REQUIREMENTS → Search the material below for the string "회원님의" and list each line that holds it.

EXERCISE INPUTS →
++++
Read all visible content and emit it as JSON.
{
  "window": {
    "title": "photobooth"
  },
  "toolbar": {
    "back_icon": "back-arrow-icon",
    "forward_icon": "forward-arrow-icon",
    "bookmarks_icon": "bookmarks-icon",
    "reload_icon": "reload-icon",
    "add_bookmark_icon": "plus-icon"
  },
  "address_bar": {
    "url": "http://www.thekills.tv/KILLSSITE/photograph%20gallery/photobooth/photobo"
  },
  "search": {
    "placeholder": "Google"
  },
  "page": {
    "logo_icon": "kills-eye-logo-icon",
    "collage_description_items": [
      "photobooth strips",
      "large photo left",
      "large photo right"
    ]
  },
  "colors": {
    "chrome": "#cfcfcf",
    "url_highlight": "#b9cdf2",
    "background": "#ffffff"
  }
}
++++
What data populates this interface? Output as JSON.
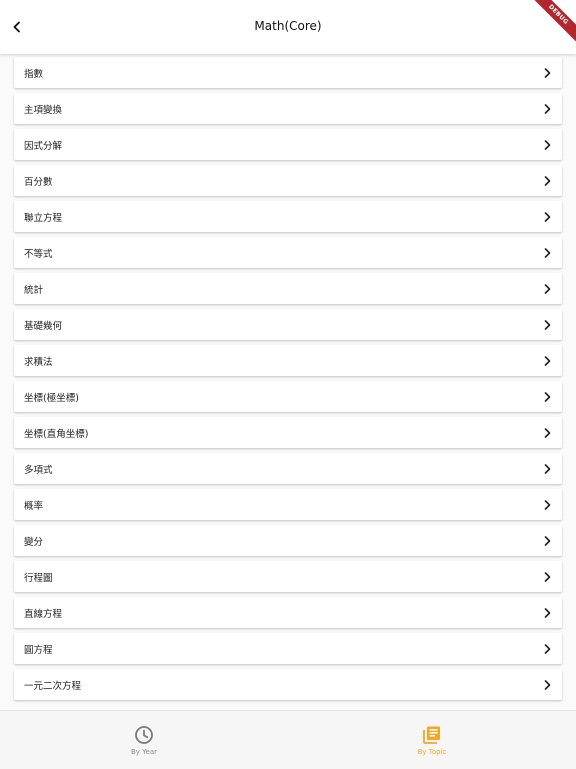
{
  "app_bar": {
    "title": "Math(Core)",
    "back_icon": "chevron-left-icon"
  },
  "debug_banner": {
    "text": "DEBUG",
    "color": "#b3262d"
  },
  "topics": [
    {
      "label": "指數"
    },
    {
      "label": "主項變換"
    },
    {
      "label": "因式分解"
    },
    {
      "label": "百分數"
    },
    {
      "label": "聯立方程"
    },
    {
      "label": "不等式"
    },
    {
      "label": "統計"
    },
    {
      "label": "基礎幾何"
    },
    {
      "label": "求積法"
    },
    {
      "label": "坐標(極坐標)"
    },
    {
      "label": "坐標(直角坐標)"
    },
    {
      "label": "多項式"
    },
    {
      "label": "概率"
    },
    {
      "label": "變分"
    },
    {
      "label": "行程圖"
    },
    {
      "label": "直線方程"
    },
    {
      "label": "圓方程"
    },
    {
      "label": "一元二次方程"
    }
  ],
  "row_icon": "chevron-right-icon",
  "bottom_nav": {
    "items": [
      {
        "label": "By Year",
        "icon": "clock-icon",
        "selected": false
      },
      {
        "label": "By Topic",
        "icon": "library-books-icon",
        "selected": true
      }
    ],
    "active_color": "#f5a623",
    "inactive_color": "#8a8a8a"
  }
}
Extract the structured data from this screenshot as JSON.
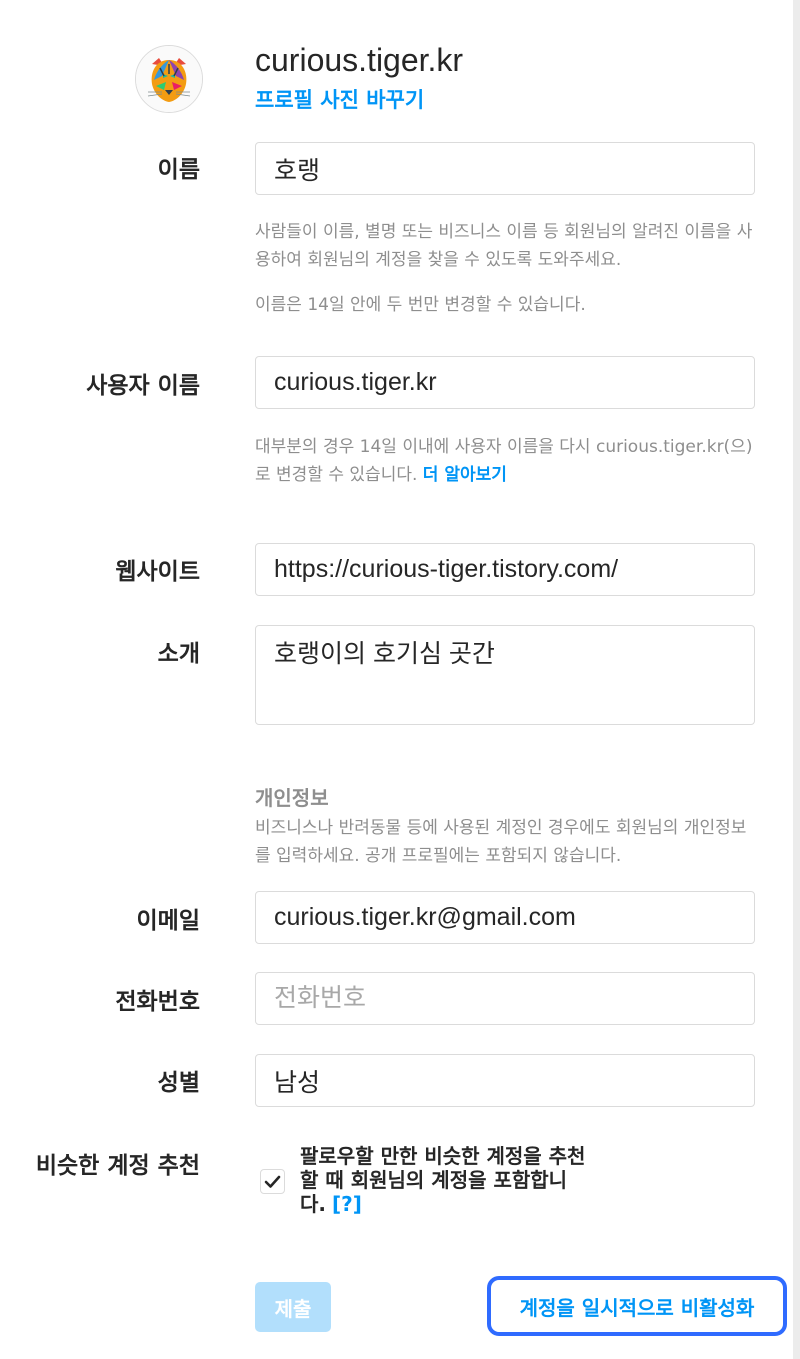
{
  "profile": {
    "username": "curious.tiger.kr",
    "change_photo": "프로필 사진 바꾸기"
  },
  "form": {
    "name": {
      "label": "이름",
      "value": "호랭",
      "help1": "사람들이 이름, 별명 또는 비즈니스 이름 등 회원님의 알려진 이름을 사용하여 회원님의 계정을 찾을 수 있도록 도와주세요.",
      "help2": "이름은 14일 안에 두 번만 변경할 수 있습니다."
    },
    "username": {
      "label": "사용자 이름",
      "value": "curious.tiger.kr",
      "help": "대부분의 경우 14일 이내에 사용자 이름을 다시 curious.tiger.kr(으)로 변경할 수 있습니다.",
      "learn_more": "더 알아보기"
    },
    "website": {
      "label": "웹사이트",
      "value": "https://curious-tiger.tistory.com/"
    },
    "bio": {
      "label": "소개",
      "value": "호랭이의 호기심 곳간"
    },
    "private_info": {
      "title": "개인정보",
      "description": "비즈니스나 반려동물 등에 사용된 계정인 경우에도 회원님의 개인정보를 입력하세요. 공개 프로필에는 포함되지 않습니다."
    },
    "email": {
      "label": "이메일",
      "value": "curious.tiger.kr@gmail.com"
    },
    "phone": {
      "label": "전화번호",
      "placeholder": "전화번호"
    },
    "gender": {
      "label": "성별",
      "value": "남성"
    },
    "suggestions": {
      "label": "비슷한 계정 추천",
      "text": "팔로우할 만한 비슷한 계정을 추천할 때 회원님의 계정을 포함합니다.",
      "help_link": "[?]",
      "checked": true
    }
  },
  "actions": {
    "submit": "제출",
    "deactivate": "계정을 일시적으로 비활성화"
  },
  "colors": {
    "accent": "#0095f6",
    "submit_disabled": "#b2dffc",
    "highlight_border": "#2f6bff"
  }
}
++++
TASK RESPONSE →
      "help1": "사람들이 이름, 별명 또는 비즈니스 이름 등 회원님의 알려진 이름을 사용하여 회원님의 계정을 찾을 수 있도록 도와주세요.",
      "description": "비즈니스나 반려동물 등에 사용된 계정인 경우에도 회원님의 개인정보를 입력하세요. 공개 프로필에는 포함되지 않습니다."
      "text": "팔로우할 만한 비슷한 계정을 추천할 때 회원님의 계정을 포함합니다.",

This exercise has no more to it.